#### Extrait fourni:
# Itouch 4G Lent/Meilleure version?



## Azerty83 (3 Août 2012)

Bonjour à tous!
Je possede un itouch derniere génération (4) que j'ai eu a Noël lors de sa sortie(2010). Mais depuis maintenant plusieurs mois,depuis que j'ai fait les mises a jours logiciels,il est EXTREMEMENT lent! J'ai regardé sur internet et il me semble que je ne suis pas le seul.... je suis actuellement sous la version 5.1.1.... je voudrais savoir qu'elle est selon vous la meilleure version (j'aimerais downgrader sous la version de 2010 mais je ne sais plus laquelle) Merci


----------



## badmonkeyman (3 Août 2012)

Bonsoir, 

corrigez si je me trompe, mais il me semble qu'avec la mise à jour d'iTunes et d'iOS il est impossible de revenir à une version d'iOS antérieure..
À confirmer..

Amicalement, 
badmonkeyman


----------



## Lauange (3 Août 2012)

Hello

Effectivement, impossible de revenir en version inférieure sais si iPod jbk&#279; avec sauvegarde des shsh.


----------



## Azerty83 (3 Août 2012)

Serieux?! 
Donc je vais devoir me taper mon iTouch super lent jusqu'au bout... deg


----------



## badmonkeyman (3 Août 2012)

Eteignez le, enlevez tous les applications qui tournent en fond, ça ira peut -être mieux.


----------

#### Données enregistrées:

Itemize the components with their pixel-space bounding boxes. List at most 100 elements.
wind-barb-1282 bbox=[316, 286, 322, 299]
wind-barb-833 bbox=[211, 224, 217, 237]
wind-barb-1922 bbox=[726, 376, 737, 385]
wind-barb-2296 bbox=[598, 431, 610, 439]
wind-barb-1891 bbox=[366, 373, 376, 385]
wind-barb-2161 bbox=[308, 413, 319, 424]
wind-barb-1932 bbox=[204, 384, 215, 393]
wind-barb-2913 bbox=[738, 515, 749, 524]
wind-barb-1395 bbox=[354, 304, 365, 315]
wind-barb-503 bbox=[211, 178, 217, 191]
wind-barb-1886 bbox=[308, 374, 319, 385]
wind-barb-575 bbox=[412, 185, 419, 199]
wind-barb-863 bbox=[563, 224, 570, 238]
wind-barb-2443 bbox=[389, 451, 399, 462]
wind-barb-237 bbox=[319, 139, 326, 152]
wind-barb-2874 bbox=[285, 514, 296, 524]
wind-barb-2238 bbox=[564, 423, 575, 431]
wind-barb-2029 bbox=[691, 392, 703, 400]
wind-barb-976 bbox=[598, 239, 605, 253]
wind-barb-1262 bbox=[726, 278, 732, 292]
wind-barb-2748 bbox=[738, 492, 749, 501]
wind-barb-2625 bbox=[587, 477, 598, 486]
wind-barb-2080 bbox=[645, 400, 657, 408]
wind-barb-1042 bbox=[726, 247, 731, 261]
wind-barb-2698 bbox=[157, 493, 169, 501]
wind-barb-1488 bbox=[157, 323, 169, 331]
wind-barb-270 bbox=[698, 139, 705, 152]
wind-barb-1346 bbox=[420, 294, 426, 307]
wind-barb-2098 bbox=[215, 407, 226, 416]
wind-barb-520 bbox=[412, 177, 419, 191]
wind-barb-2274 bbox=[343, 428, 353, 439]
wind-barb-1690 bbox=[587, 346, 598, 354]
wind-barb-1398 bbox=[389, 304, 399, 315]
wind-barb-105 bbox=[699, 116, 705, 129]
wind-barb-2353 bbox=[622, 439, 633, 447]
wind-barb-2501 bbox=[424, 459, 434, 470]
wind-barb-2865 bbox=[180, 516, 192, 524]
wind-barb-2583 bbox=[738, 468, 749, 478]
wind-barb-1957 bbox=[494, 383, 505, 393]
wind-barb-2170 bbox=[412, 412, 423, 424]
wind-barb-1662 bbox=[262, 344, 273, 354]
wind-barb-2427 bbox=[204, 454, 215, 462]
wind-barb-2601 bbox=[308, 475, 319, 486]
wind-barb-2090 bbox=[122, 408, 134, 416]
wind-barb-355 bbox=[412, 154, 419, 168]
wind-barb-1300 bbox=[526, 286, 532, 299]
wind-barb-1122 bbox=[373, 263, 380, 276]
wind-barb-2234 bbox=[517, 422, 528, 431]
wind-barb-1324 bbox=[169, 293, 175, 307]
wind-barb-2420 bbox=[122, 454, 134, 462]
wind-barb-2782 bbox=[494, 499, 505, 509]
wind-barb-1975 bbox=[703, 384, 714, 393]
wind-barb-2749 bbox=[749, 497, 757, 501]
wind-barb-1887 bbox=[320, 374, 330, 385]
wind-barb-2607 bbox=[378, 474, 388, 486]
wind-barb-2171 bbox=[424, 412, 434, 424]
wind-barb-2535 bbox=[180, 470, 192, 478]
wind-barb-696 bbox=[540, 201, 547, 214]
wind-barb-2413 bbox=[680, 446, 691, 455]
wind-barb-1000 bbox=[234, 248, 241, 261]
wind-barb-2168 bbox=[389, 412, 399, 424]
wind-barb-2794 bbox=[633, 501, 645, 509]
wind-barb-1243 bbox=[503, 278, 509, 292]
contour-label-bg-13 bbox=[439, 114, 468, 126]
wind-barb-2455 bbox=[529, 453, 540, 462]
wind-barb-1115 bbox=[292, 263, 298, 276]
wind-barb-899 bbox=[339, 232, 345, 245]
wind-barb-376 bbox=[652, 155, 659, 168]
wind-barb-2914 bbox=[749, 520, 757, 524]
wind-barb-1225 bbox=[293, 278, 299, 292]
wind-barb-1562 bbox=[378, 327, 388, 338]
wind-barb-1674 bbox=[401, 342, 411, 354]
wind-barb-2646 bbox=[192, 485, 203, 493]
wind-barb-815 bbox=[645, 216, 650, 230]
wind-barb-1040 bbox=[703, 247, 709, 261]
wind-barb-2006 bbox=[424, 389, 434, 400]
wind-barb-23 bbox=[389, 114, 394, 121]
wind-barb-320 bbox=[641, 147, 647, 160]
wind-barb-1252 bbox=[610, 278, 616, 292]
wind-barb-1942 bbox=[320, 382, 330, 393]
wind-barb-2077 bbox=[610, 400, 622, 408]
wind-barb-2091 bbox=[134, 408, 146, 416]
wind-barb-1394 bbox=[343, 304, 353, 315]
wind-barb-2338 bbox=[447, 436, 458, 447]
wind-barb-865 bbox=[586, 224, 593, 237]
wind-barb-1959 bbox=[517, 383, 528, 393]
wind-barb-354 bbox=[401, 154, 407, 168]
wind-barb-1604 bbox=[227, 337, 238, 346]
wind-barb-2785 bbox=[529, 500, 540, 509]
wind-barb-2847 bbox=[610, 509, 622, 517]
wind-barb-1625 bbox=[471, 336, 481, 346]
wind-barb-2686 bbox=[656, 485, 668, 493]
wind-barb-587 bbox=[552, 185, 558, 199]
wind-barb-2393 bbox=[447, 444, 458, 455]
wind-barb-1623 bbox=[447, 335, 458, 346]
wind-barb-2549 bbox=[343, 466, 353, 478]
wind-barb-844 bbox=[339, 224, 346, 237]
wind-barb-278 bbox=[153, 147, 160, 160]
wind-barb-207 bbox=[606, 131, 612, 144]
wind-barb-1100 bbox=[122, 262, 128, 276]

#### Travail à faire:
- a) Relevez tous les pseudonymes distincts des auteurs qui publient dans l'extrait fourni.
- b) Répondez aux questions suivantes d'après l'extrait fourni.
(i) En quelle année Azerty83 a-t-il reçu son iTouch ?
(ii) Sous quelle version le premier message indique-t-il être actuellement ?
(iii) Que conseille badmonkeyman dans son dernier message ?

#### Résultats:
- a)
Azerty83
badmonkeyman
Lauange

- b)
(i) En 2010.
(ii) La version 5.1.1.
(iii) De l'éteindre et d'enlever toutes les applications qui tournent en fond.